> Task statement:
Extract every line that contains the string "JSON".
═══
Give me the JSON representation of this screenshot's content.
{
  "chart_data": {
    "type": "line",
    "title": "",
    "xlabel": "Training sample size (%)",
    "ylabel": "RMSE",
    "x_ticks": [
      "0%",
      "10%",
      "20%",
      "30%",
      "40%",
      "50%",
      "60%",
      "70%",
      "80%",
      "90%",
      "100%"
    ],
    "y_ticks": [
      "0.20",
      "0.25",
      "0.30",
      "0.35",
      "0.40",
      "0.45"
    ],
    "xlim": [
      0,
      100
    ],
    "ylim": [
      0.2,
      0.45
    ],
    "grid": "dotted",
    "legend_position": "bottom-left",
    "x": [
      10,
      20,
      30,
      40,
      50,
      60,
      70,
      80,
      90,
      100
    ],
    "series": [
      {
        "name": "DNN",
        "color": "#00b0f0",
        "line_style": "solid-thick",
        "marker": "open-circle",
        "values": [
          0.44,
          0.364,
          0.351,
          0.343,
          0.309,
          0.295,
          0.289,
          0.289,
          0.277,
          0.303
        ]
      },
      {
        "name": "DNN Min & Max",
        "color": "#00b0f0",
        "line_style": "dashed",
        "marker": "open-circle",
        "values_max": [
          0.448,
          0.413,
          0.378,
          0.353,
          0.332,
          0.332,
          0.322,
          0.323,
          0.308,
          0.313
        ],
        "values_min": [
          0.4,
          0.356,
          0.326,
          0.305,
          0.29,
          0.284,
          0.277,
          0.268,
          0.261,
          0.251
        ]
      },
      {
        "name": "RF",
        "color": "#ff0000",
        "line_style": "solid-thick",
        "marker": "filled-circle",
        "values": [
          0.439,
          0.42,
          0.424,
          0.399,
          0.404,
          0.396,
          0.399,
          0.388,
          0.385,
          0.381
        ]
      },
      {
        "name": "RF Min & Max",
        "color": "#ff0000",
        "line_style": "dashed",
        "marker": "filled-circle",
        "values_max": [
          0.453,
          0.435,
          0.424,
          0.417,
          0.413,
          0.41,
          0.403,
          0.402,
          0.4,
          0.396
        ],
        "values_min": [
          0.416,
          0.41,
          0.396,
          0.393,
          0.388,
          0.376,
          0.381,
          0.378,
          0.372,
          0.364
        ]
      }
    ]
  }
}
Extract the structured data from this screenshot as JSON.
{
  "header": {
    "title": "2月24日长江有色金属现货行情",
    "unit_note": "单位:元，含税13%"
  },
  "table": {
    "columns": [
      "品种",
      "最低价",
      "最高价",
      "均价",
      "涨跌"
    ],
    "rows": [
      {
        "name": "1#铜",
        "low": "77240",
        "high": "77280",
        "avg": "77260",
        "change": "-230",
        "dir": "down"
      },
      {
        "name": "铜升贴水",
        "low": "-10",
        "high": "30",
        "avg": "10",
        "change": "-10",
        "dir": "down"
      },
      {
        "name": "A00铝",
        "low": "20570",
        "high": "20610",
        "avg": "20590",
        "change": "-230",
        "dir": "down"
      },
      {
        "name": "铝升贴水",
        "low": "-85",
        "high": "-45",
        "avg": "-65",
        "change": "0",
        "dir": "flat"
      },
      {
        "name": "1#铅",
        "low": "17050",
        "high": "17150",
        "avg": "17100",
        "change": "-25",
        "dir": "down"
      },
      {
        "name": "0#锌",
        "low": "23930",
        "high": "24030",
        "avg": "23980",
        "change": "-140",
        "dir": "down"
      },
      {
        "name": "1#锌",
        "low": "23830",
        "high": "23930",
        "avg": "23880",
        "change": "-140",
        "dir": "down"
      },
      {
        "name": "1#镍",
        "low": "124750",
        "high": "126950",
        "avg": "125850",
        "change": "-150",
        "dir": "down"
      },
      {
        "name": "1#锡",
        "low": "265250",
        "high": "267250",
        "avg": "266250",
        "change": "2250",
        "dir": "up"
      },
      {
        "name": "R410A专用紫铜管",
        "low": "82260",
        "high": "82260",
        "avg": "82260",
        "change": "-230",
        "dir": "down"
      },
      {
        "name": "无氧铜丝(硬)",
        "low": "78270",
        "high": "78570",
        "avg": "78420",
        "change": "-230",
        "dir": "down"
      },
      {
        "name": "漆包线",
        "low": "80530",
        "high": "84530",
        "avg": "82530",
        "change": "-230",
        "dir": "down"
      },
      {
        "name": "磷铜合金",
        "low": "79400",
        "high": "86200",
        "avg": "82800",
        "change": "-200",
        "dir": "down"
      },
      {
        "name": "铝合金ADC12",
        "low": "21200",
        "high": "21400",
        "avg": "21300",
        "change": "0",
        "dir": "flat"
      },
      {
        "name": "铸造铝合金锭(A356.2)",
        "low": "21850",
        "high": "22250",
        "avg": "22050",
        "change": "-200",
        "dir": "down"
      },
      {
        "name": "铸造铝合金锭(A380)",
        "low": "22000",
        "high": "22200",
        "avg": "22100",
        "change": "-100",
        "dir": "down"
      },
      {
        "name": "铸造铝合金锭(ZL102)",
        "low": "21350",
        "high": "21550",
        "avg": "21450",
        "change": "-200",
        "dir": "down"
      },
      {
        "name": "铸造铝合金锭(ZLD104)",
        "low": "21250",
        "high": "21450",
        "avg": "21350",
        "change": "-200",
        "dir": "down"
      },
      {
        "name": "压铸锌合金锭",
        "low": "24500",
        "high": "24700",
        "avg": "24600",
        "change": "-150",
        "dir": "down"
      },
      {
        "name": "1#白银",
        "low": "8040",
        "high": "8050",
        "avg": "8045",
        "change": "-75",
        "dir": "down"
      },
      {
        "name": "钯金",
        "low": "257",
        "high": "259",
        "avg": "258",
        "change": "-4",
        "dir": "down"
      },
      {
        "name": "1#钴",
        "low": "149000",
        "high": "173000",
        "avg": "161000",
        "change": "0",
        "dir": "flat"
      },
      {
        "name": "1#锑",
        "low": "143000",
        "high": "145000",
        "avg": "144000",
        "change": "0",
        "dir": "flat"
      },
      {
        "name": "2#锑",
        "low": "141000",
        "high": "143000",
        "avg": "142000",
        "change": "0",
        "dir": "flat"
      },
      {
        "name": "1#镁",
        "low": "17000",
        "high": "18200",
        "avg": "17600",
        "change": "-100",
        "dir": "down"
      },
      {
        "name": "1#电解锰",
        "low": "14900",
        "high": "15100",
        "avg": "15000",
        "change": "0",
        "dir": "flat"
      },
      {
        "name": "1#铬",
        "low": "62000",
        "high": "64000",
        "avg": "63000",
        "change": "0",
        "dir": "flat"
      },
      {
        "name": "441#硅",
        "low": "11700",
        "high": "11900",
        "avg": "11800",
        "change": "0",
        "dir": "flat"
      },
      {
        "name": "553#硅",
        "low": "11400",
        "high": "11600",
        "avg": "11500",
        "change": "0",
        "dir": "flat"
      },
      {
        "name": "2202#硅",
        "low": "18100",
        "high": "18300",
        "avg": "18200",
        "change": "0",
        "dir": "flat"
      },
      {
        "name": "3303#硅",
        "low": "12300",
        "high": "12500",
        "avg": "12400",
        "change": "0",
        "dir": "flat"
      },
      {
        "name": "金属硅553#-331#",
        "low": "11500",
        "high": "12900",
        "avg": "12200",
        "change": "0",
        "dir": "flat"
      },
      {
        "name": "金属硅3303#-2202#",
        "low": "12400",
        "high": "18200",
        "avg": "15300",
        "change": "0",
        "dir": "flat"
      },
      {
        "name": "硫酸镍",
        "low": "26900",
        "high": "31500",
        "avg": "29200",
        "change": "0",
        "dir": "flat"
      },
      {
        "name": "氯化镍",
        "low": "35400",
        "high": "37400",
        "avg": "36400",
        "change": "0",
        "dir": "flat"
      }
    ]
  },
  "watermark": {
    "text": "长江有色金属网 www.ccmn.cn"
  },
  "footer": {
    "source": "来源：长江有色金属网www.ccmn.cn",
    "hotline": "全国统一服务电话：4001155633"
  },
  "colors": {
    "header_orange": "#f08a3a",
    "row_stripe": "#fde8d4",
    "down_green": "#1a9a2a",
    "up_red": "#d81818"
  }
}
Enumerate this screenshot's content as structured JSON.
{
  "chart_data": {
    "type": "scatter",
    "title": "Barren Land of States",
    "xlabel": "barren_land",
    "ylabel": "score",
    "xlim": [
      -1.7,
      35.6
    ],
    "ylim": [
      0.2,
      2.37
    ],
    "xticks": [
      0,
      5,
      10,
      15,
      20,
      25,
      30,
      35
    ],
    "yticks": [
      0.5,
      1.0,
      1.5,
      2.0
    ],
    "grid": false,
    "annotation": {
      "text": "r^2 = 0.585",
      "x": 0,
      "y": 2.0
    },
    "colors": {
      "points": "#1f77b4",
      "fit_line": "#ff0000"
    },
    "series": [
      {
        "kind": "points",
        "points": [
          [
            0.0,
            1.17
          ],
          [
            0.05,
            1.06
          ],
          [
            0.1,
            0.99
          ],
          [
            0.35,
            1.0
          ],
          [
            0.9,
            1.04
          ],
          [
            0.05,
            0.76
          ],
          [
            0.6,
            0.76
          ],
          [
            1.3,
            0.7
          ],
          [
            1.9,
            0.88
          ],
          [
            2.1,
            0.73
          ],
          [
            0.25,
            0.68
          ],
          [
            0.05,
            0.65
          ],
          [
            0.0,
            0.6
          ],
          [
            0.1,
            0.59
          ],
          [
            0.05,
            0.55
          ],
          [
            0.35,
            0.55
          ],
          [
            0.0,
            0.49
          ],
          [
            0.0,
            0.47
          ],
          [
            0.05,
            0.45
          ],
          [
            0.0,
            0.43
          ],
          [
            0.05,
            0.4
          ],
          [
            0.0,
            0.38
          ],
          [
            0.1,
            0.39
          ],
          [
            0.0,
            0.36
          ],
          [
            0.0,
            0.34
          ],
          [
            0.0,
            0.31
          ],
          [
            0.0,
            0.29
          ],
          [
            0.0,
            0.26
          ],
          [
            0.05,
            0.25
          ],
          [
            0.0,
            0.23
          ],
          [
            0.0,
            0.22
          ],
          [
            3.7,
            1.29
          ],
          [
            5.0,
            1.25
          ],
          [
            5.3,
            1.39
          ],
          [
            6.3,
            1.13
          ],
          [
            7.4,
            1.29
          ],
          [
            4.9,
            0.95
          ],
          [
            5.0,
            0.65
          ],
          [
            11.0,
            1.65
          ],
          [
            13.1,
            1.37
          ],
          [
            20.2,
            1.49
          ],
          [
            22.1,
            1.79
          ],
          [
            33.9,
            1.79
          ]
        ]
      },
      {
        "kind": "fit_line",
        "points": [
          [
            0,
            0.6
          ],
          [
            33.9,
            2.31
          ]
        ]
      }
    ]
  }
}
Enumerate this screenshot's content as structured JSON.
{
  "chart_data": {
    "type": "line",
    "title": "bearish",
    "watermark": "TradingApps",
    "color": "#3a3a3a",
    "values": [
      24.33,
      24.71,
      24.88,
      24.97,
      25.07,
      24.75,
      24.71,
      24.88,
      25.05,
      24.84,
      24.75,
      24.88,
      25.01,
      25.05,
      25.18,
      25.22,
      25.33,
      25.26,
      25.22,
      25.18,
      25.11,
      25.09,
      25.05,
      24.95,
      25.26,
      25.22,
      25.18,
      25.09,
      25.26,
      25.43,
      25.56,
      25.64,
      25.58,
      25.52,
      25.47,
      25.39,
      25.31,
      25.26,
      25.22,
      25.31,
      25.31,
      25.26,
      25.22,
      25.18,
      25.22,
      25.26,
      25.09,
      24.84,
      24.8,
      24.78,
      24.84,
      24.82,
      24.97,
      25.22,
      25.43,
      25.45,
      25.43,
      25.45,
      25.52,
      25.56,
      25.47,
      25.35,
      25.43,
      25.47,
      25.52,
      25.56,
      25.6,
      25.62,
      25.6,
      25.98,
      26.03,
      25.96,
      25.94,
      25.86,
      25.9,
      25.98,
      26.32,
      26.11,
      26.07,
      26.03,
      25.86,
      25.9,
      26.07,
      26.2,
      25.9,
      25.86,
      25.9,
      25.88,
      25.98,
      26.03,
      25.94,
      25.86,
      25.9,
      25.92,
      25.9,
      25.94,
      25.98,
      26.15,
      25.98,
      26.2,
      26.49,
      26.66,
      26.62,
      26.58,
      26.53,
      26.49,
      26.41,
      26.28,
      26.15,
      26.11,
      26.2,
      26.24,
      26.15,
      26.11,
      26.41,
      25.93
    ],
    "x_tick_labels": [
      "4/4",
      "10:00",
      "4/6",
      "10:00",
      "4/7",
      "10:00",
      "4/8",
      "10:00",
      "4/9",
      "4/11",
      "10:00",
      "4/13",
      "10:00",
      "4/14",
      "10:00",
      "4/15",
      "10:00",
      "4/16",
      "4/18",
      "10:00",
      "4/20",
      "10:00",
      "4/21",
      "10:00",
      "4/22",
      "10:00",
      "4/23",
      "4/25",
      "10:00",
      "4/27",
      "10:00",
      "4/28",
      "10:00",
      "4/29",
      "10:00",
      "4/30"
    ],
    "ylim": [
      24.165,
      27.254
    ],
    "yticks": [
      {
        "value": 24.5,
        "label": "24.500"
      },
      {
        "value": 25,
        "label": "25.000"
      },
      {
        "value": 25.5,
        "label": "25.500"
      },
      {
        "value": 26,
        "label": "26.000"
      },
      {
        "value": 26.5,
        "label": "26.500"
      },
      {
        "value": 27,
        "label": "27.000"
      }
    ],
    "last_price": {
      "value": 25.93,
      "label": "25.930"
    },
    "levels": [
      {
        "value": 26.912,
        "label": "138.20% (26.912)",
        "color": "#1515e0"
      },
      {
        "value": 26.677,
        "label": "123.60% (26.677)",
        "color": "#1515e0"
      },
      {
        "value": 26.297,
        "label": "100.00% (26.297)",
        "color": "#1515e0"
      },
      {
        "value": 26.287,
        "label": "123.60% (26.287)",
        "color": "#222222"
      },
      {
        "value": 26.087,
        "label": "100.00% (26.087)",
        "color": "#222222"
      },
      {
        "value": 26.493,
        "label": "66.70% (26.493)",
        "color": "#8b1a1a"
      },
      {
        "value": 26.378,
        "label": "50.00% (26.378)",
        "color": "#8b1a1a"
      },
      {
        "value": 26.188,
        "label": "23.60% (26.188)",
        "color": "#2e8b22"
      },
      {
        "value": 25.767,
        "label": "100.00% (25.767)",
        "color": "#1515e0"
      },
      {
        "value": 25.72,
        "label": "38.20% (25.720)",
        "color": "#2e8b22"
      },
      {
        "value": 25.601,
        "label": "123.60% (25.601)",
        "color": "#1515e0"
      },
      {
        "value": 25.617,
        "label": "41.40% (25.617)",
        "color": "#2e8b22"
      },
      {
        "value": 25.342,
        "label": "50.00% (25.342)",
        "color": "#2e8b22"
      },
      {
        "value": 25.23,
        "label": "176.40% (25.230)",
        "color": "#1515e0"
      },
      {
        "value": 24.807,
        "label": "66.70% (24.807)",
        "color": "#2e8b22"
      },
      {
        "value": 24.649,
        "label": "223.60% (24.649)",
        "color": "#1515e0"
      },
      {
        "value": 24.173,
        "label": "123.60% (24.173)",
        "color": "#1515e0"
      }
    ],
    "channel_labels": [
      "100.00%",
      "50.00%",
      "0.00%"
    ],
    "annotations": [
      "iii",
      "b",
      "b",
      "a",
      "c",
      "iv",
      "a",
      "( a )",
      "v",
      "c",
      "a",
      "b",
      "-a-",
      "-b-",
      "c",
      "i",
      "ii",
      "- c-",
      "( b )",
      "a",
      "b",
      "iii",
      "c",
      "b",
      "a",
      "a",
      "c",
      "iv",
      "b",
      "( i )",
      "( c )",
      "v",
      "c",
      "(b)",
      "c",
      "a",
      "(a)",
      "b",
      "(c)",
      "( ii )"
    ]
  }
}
═══
> Task answer:
Give me the JSON representation of this screenshot's content.
Extract the structured data from this screenshot as JSON.
Enumerate this screenshot's content as structured JSON.
Enumerate this screenshot's content as structured JSON.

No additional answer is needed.